● **Challenge**:
Pictures stay out of the copy; restate everything else in the material exactly.

● **Dataset records**:

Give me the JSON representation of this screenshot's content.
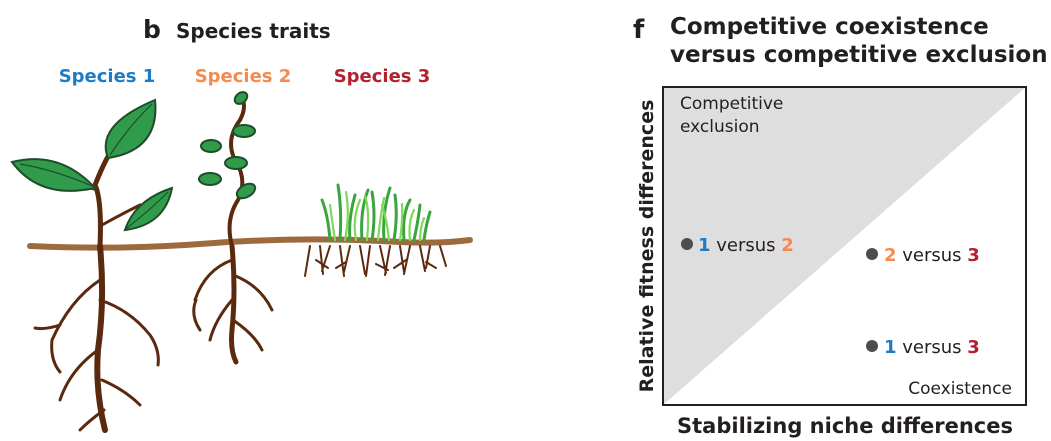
{
  "panel_b": {
    "letter": "b",
    "title": "Species traits",
    "species": [
      "Species 1",
      "Species 2",
      "Species 3"
    ]
  },
  "panel_f": {
    "letter": "f",
    "title_lines": [
      "Competitive coexistence",
      "versus competitive exclusion"
    ],
    "y_axis_label": "Relative fitness differences",
    "x_axis_label": "Stabilizing niche differences",
    "region_labels": {
      "exclusion": [
        "Competitive",
        "exclusion"
      ],
      "coexistence": "Coexistence"
    },
    "comparisons": [
      [
        "1",
        "versus",
        "2"
      ],
      [
        "2",
        "versus",
        "3"
      ],
      [
        "1",
        "versus",
        "3"
      ]
    ]
  }
}
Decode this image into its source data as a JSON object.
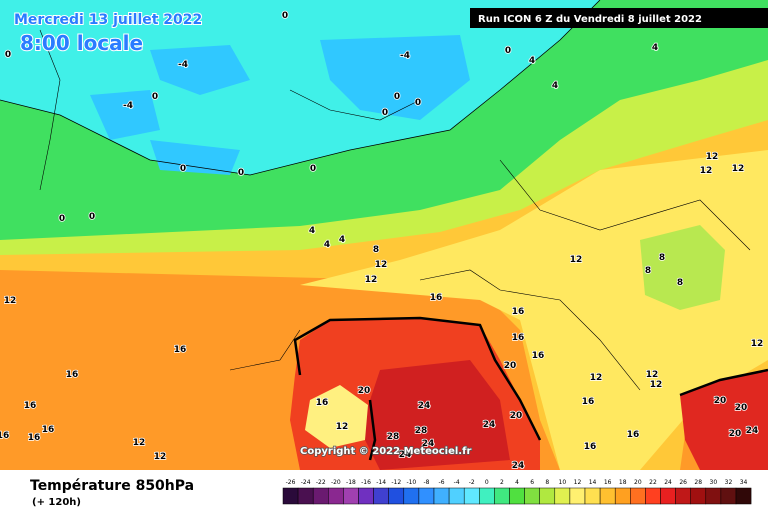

● **Full solution**:
Give me the JSON representation of this screenshot's content.
{
  "panel_b": {
    "letter": "b",
    "title": "Species traits",
    "species": [
      "Species 1",
      "Species 2",
      "Species 3"
    ]
  },
  "panel_f": {
    "letter": "f",
    "title_lines": [
      "Competitive coexistence",
      "versus competitive exclusion"
    ],
    "y_axis_label": "Relative fitness differences",
    "x_axis_label": "Stabilizing niche differences",
    "region_labels": {
      "exclusion": [
        "Competitive",
        "exclusion"
      ],
      "coexistence": "Coexistence"
    },
    "comparisons": [
      [
        "1",
        "versus",
        "2"
      ],
      [
        "2",
        "versus",
        "3"
      ],
      [
        "1",
        "versus",
        "3"
      ]
    ]
  }
}
Decode this image into its source data as a JSON object.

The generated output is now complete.